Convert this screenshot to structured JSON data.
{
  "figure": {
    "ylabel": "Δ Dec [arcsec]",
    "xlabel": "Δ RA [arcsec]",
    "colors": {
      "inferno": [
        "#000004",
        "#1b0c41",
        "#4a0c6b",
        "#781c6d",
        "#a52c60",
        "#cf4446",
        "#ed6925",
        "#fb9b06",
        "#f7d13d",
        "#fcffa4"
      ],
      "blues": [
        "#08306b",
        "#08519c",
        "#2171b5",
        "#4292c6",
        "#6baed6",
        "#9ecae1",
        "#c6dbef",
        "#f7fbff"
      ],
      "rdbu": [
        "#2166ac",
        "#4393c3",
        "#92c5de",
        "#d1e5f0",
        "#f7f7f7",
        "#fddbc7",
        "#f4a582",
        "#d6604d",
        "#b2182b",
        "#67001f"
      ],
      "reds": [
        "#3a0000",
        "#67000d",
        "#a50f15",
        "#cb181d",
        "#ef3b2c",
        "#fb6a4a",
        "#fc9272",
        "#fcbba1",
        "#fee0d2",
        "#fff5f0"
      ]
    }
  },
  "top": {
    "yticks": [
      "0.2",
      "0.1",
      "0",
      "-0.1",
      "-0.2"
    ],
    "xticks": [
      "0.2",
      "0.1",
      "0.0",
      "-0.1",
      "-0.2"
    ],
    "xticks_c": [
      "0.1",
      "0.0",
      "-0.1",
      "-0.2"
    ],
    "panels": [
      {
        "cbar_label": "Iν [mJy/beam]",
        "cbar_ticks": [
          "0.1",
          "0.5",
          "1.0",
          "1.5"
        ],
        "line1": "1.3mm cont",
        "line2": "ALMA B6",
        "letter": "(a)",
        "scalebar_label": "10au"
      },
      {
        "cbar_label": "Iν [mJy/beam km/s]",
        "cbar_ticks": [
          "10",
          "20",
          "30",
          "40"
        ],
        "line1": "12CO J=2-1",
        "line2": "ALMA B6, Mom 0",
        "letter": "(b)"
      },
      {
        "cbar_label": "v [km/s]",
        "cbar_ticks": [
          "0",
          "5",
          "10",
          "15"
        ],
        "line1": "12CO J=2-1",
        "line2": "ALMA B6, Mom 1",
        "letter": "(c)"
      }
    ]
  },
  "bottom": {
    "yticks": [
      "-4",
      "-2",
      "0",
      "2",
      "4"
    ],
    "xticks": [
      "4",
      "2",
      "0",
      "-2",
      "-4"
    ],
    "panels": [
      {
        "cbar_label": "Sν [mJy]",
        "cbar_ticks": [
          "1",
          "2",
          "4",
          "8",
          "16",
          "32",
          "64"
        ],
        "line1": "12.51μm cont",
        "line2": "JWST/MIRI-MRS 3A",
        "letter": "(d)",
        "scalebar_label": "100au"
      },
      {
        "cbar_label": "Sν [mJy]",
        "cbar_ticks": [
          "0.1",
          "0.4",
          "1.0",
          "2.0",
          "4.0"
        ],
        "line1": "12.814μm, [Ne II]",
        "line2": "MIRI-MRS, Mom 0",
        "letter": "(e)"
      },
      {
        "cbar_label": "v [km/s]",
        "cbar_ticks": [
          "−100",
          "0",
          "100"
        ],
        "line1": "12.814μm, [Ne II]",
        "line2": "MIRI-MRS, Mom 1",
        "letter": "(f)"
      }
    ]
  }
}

Aim of the task ->
Every line above should be printed again exactly as it stands.

Result of this exercise ->
Convert this screenshot to structured JSON data.
{
  "figure": {
    "ylabel": "Δ Dec [arcsec]",
    "xlabel": "Δ RA [arcsec]",
    "colors": {
      "inferno": [
        "#000004",
        "#1b0c41",
        "#4a0c6b",
        "#781c6d",
        "#a52c60",
        "#cf4446",
        "#ed6925",
        "#fb9b06",
        "#f7d13d",
        "#fcffa4"
      ],
      "blues": [
        "#08306b",
        "#08519c",
        "#2171b5",
        "#4292c6",
        "#6baed6",
        "#9ecae1",
        "#c6dbef",
        "#f7fbff"
      ],
      "rdbu": [
        "#2166ac",
        "#4393c3",
        "#92c5de",
        "#d1e5f0",
        "#f7f7f7",
        "#fddbc7",
        "#f4a582",
        "#d6604d",
        "#b2182b",
        "#67001f"
      ],
      "reds": [
        "#3a0000",
        "#67000d",
        "#a50f15",
        "#cb181d",
        "#ef3b2c",
        "#fb6a4a",
        "#fc9272",
        "#fcbba1",
        "#fee0d2",
        "#fff5f0"
      ]
    }
  },
  "top": {
    "yticks": [
      "0.2",
      "0.1",
      "0",
      "-0.1",
      "-0.2"
    ],
    "xticks": [
      "0.2",
      "0.1",
      "0.0",
      "-0.1",
      "-0.2"
    ],
    "xticks_c": [
      "0.1",
      "0.0",
      "-0.1",
      "-0.2"
    ],
    "panels": [
      {
        "cbar_label": "Iν [mJy/beam]",
        "cbar_ticks": [
          "0.1",
          "0.5",
          "1.0",
          "1.5"
        ],
        "line1": "1.3mm cont",
        "line2": "ALMA B6",
        "letter": "(a)",
        "scalebar_label": "10au"
      },
      {
        "cbar_label": "Iν [mJy/beam km/s]",
        "cbar_ticks": [
          "10",
          "20",
          "30",
          "40"
        ],
        "line1": "12CO J=2-1",
        "line2": "ALMA B6, Mom 0",
        "letter": "(b)"
      },
      {
        "cbar_label": "v [km/s]",
        "cbar_ticks": [
          "0",
          "5",
          "10",
          "15"
        ],
        "line1": "12CO J=2-1",
        "line2": "ALMA B6, Mom 1",
        "letter": "(c)"
      }
    ]
  },
  "bottom": {
    "yticks": [
      "-4",
      "-2",
      "0",
      "2",
      "4"
    ],
    "xticks": [
      "4",
      "2",
      "0",
      "-2",
      "-4"
    ],
    "panels": [
      {
        "cbar_label": "Sν [mJy]",
        "cbar_ticks": [
          "1",
          "2",
          "4",
          "8",
          "16",
          "32",
          "64"
        ],
        "line1": "12.51μm cont",
        "line2": "JWST/MIRI-MRS 3A",
        "letter": "(d)",
        "scalebar_label": "100au"
      },
      {
        "cbar_label": "Sν [mJy]",
        "cbar_ticks": [
          "0.1",
          "0.4",
          "1.0",
          "2.0",
          "4.0"
        ],
        "line1": "12.814μm, [Ne II]",
        "line2": "MIRI-MRS, Mom 0",
        "letter": "(e)"
      },
      {
        "cbar_label": "v [km/s]",
        "cbar_ticks": [
          "−100",
          "0",
          "100"
        ],
        "line1": "12.814μm, [Ne II]",
        "line2": "MIRI-MRS, Mom 1",
        "letter": "(f)"
      }
    ]
  }
}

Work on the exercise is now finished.